◆ **REQUEST**:
Transcribe every entry word for word. Skip the pictures.
##### SUPPLIED INFORMATION
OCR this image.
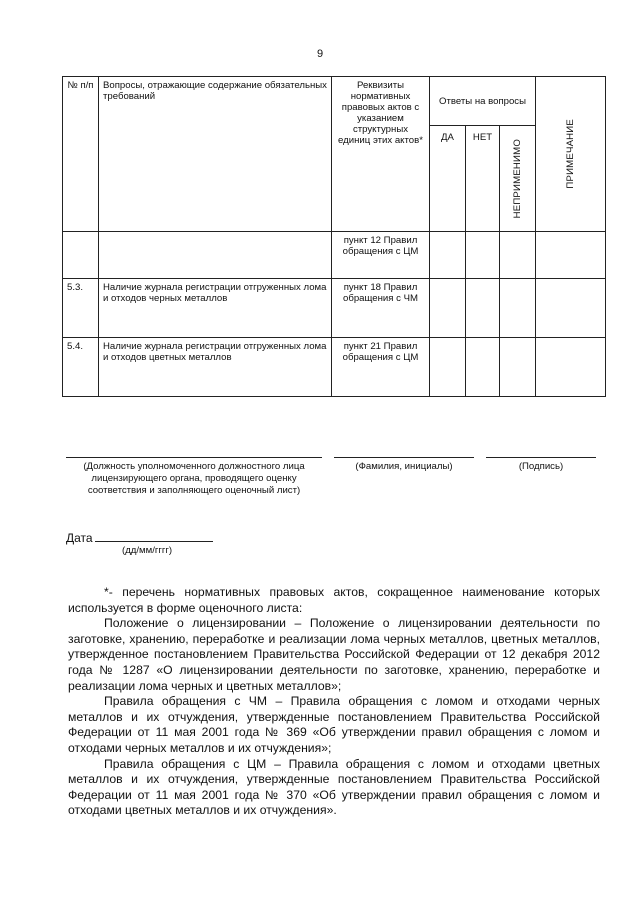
9
№ п/п	Вопросы, отражающие содержание обязательных требований	Реквизиты нормативных правовых актов с указанием структурных единиц этих актов*	Ответы на вопросы			ПРИМЕЧАНИЕ

			ДА	НЕТ	НЕПРИМЕНИМО	

		пункт 12 Правил обращения с ЦМ				
5.3.	Наличие журнала регистрации отгруженных лома и отходов черных металлов	пункт 18 Правил обращения с ЧМ				
5.4.	Наличие журнала регистрации отгруженных лома и отходов цветных металлов	пункт 21 Правил обращения с ЦМ				
(Должность уполномоченного должностного лица лицензирующего органа, проводящего оценку соответствия и заполняющего оценочный лист)
(Фамилия, инициалы)	(Подпись)
Дата
(дд/мм/гггг)

*- перечень нормативных правовых актов, сокращенное наименование которых используется в форме оценочного листа:

Положение о лицензировании – Положение о лицензировании деятельности по заготовке, хранению, переработке и реализации лома черных металлов, цветных металлов, утвержденное постановлением Правительства Российской Федерации от 12 декабря 2012 года № 1287 «О лицензировании деятельности по заготовке, хранению, переработке и реализации лома черных и цветных металлов»;

Правила обращения с ЧМ – Правила обращения с ломом и отходами черных металлов и их отчуждения, утвержденные постановлением Правительства Российской Федерации от 11 мая 2001 года № 369 «Об утверждении правил обращения с ломом и отходами черных металлов и их отчуждения»;

Правила обращения с ЦМ – Правила обращения с ломом и отходами цветных металлов и их отчуждения, утвержденные постановлением Правительства Российской Федерации от 11 мая 2001 года № 370 «Об утверждении правил обращения с ломом и отходами цветных металлов и их отчуждения».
##########
◆ **FULL RESPONSE**:
OCR this image.
9
№ п/п	Вопросы, отражающие содержание обязательных требований	Реквизиты нормативных правовых актов с указанием структурных единиц этих актов*	Ответы на вопросы			ПРИМЕЧАНИЕ

			ДА	НЕТ	НЕПРИМЕНИМО	

		пункт 12 Правил обращения с ЦМ				
5.3.	Наличие журнала регистрации отгруженных лома и отходов черных металлов	пункт 18 Правил обращения с ЧМ				
5.4.	Наличие журнала регистрации отгруженных лома и отходов цветных металлов	пункт 21 Правил обращения с ЦМ				
(Должность уполномоченного должностного лица лицензирующего органа, проводящего оценку соответствия и заполняющего оценочный лист)
(Фамилия, инициалы)	(Подпись)
Дата
(дд/мм/гггг)

*- перечень нормативных правовых актов, сокращенное наименование которых используется в форме оценочного листа:

Положение о лицензировании – Положение о лицензировании деятельности по заготовке, хранению, переработке и реализации лома черных металлов, цветных металлов, утвержденное постановлением Правительства Российской Федерации от 12 декабря 2012 года № 1287 «О лицензировании деятельности по заготовке, хранению, переработке и реализации лома черных и цветных металлов»;

Правила обращения с ЧМ – Правила обращения с ломом и отходами черных металлов и их отчуждения, утвержденные постановлением Правительства Российской Федерации от 11 мая 2001 года № 369 «Об утверждении правил обращения с ломом и отходами черных металлов и их отчуждения»;

Правила обращения с ЦМ – Правила обращения с ломом и отходами цветных металлов и их отчуждения, утвержденные постановлением Правительства Российской Федерации от 11 мая 2001 года № 370 «Об утверждении правил обращения с ломом и отходами цветных металлов и их отчуждения».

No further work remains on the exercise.